▸ EXERCISE DESCRIPTION:
Copy out all lines in the data below containing the string "height".

════════════════

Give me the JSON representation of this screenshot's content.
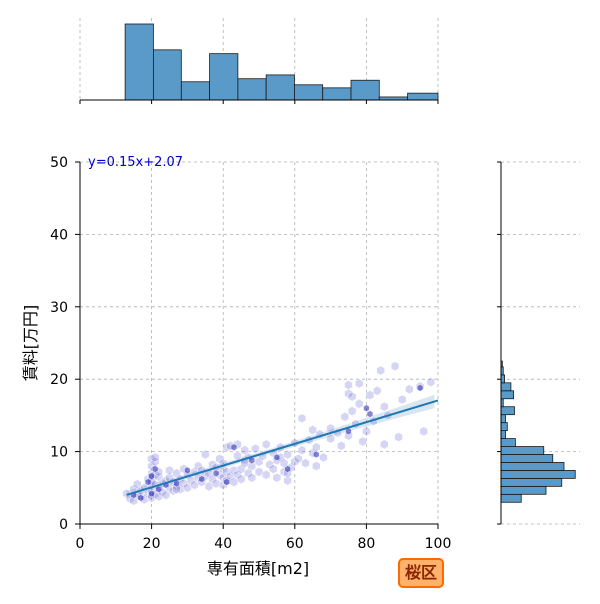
{
  "chart_data": {
    "type": "scatter",
    "xlabel": "専有面積[m2]",
    "ylabel": "賃料[万円]",
    "xlim": [
      0,
      100
    ],
    "ylim": [
      0,
      50
    ],
    "x_ticks": [
      0,
      20,
      40,
      60,
      80,
      100
    ],
    "y_ticks": [
      0,
      10,
      20,
      30,
      40,
      50
    ],
    "grid": true,
    "regression": {
      "label": "y=0.15x+2.07",
      "slope": 0.15,
      "intercept": 2.07,
      "x_range": [
        13,
        100
      ]
    },
    "points": [
      [
        13,
        4.2
      ],
      [
        14,
        3.5
      ],
      [
        15,
        3.2
      ],
      [
        15,
        4.8
      ],
      [
        16,
        4.0
      ],
      [
        16,
        5.5
      ],
      [
        17,
        3.8
      ],
      [
        17,
        4.6
      ],
      [
        18,
        3.4
      ],
      [
        18,
        5.0
      ],
      [
        19,
        4.2
      ],
      [
        19,
        6.2
      ],
      [
        20,
        3.6
      ],
      [
        20,
        4.5
      ],
      [
        20,
        5.2
      ],
      [
        20,
        6.0
      ],
      [
        20,
        7.0
      ],
      [
        20,
        8.0
      ],
      [
        20,
        9.0
      ],
      [
        20,
        3.9
      ],
      [
        20,
        5.8
      ],
      [
        20,
        6.6
      ],
      [
        21,
        4.1
      ],
      [
        21,
        5.4
      ],
      [
        21,
        6.8
      ],
      [
        21,
        8.6
      ],
      [
        21,
        9.2
      ],
      [
        22,
        3.8
      ],
      [
        22,
        5.0
      ],
      [
        22,
        6.5
      ],
      [
        22,
        7.2
      ],
      [
        23,
        4.4
      ],
      [
        23,
        5.6
      ],
      [
        24,
        4.0
      ],
      [
        24,
        6.0
      ],
      [
        25,
        5.0
      ],
      [
        25,
        6.4
      ],
      [
        25,
        7.4
      ],
      [
        26,
        4.6
      ],
      [
        26,
        5.8
      ],
      [
        27,
        5.2
      ],
      [
        27,
        7.0
      ],
      [
        28,
        4.8
      ],
      [
        28,
        6.2
      ],
      [
        29,
        5.6
      ],
      [
        29,
        7.6
      ],
      [
        30,
        5.0
      ],
      [
        30,
        6.8
      ],
      [
        31,
        6.0
      ],
      [
        32,
        5.4
      ],
      [
        32,
        7.2
      ],
      [
        33,
        6.4
      ],
      [
        33,
        8.0
      ],
      [
        34,
        5.8
      ],
      [
        34,
        7.4
      ],
      [
        35,
        6.6
      ],
      [
        35,
        9.6
      ],
      [
        36,
        5.2
      ],
      [
        36,
        7.0
      ],
      [
        37,
        6.2
      ],
      [
        37,
        8.2
      ],
      [
        38,
        5.6
      ],
      [
        38,
        7.8
      ],
      [
        39,
        6.8
      ],
      [
        39,
        9.0
      ],
      [
        40,
        5.4
      ],
      [
        40,
        6.4
      ],
      [
        40,
        7.6
      ],
      [
        40,
        8.4
      ],
      [
        41,
        6.0
      ],
      [
        41,
        7.2
      ],
      [
        41,
        10.6
      ],
      [
        42,
        6.6
      ],
      [
        42,
        10.8
      ],
      [
        43,
        5.8
      ],
      [
        43,
        7.4
      ],
      [
        44,
        6.8
      ],
      [
        44,
        9.4
      ],
      [
        44,
        11.0
      ],
      [
        45,
        7.6
      ],
      [
        45,
        6.2
      ],
      [
        46,
        8.8
      ],
      [
        46,
        10.2
      ],
      [
        47,
        7.0
      ],
      [
        47,
        9.2
      ],
      [
        48,
        6.4
      ],
      [
        48,
        8.0
      ],
      [
        49,
        10.4
      ],
      [
        50,
        7.2
      ],
      [
        50,
        8.6
      ],
      [
        51,
        9.4
      ],
      [
        52,
        6.8
      ],
      [
        52,
        11.0
      ],
      [
        53,
        8.2
      ],
      [
        54,
        7.6
      ],
      [
        54,
        9.8
      ],
      [
        55,
        6.4
      ],
      [
        55,
        8.8
      ],
      [
        56,
        9.2
      ],
      [
        56,
        10.6
      ],
      [
        57,
        7.2
      ],
      [
        57,
        8.4
      ],
      [
        58,
        6.0
      ],
      [
        58,
        9.6
      ],
      [
        59,
        7.8
      ],
      [
        60,
        8.6
      ],
      [
        60,
        11.2
      ],
      [
        61,
        9.0
      ],
      [
        62,
        14.6
      ],
      [
        62,
        10.2
      ],
      [
        63,
        8.4
      ],
      [
        64,
        11.6
      ],
      [
        65,
        9.8
      ],
      [
        65,
        13.0
      ],
      [
        66,
        8.0
      ],
      [
        66,
        10.6
      ],
      [
        67,
        12.4
      ],
      [
        68,
        9.2
      ],
      [
        70,
        13.2
      ],
      [
        70,
        11.8
      ],
      [
        72,
        12.6
      ],
      [
        73,
        10.8
      ],
      [
        74,
        14.8
      ],
      [
        75,
        19.2
      ],
      [
        75,
        18.0
      ],
      [
        75,
        12.2
      ],
      [
        76,
        17.6
      ],
      [
        76,
        15.6
      ],
      [
        77,
        13.8
      ],
      [
        78,
        16.6
      ],
      [
        78,
        19.4
      ],
      [
        79,
        11.4
      ],
      [
        80,
        12.8
      ],
      [
        81,
        17.8
      ],
      [
        82,
        14.2
      ],
      [
        83,
        18.4
      ],
      [
        84,
        21.2
      ],
      [
        85,
        16.2
      ],
      [
        86,
        15.0
      ],
      [
        88,
        21.8
      ],
      [
        89,
        12.0
      ],
      [
        90,
        17.2
      ],
      [
        92,
        18.6
      ],
      [
        95,
        19.0
      ],
      [
        96,
        12.8
      ],
      [
        98,
        19.6
      ],
      [
        85,
        11.0
      ],
      [
        58,
        7.0
      ],
      [
        46,
        8.4
      ],
      [
        27,
        4.8
      ]
    ],
    "dark_points": [
      [
        15,
        4.0
      ],
      [
        17,
        3.6
      ],
      [
        19,
        5.8
      ],
      [
        20,
        4.2
      ],
      [
        20,
        6.6
      ],
      [
        21,
        7.6
      ],
      [
        22,
        4.8
      ],
      [
        24,
        5.4
      ],
      [
        27,
        5.6
      ],
      [
        30,
        7.4
      ],
      [
        34,
        6.2
      ],
      [
        38,
        7.0
      ],
      [
        41,
        5.8
      ],
      [
        43,
        10.6
      ],
      [
        48,
        8.8
      ],
      [
        55,
        9.2
      ],
      [
        58,
        7.6
      ],
      [
        66,
        9.6
      ],
      [
        75,
        12.8
      ],
      [
        80,
        16.0
      ],
      [
        81,
        15.2
      ],
      [
        95,
        18.8
      ]
    ],
    "x_hist": [
      {
        "x0": 12.6,
        "x1": 20.5,
        "height": 1.0
      },
      {
        "x0": 20.5,
        "x1": 28.3,
        "height": 0.66
      },
      {
        "x0": 28.3,
        "x1": 36.2,
        "height": 0.24
      },
      {
        "x0": 36.2,
        "x1": 44.1,
        "height": 0.61
      },
      {
        "x0": 44.1,
        "x1": 52.0,
        "height": 0.28
      },
      {
        "x0": 52.0,
        "x1": 59.9,
        "height": 0.33
      },
      {
        "x0": 59.9,
        "x1": 67.8,
        "height": 0.2
      },
      {
        "x0": 67.8,
        "x1": 75.7,
        "height": 0.16
      },
      {
        "x0": 75.7,
        "x1": 83.6,
        "height": 0.26
      },
      {
        "x0": 83.6,
        "x1": 91.5,
        "height": 0.04
      },
      {
        "x0": 91.5,
        "x1": 100.0,
        "height": 0.09
      }
    ],
    "y_hist": [
      {
        "y0": 3.0,
        "y1": 4.1,
        "count": 0.45
      },
      {
        "y0": 4.1,
        "y1": 5.2,
        "count": 1.0
      },
      {
        "y0": 5.2,
        "y1": 6.3,
        "count": 1.35
      },
      {
        "y0": 6.3,
        "y1": 7.4,
        "count": 1.65
      },
      {
        "y0": 7.4,
        "y1": 8.5,
        "count": 1.4
      },
      {
        "y0": 8.5,
        "y1": 9.6,
        "count": 1.15
      },
      {
        "y0": 9.6,
        "y1": 10.7,
        "count": 0.95
      },
      {
        "y0": 10.7,
        "y1": 11.8,
        "count": 0.32
      },
      {
        "y0": 11.8,
        "y1": 12.9,
        "count": 0.1
      },
      {
        "y0": 12.9,
        "y1": 14.0,
        "count": 0.14
      },
      {
        "y0": 14.0,
        "y1": 15.1,
        "count": 0.1
      },
      {
        "y0": 15.1,
        "y1": 16.2,
        "count": 0.3
      },
      {
        "y0": 16.2,
        "y1": 17.3,
        "count": 0.05
      },
      {
        "y0": 17.3,
        "y1": 18.4,
        "count": 0.28
      },
      {
        "y0": 18.4,
        "y1": 19.5,
        "count": 0.22
      },
      {
        "y0": 19.5,
        "y1": 20.6,
        "count": 0.08
      },
      {
        "y0": 20.6,
        "y1": 21.7,
        "count": 0.05
      },
      {
        "y0": 21.7,
        "y1": 22.5,
        "count": 0.03
      }
    ],
    "badge": "桜区"
  }
}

════════════════

▸ ANSWER:
        "height": 1.0
        "height": 0.66
        "height": 0.24
        "height": 0.61
        "height": 0.28
        "height": 0.33
        "height": 0.2
        "height": 0.16
        "height": 0.26
        "height": 0.04
        "height": 0.09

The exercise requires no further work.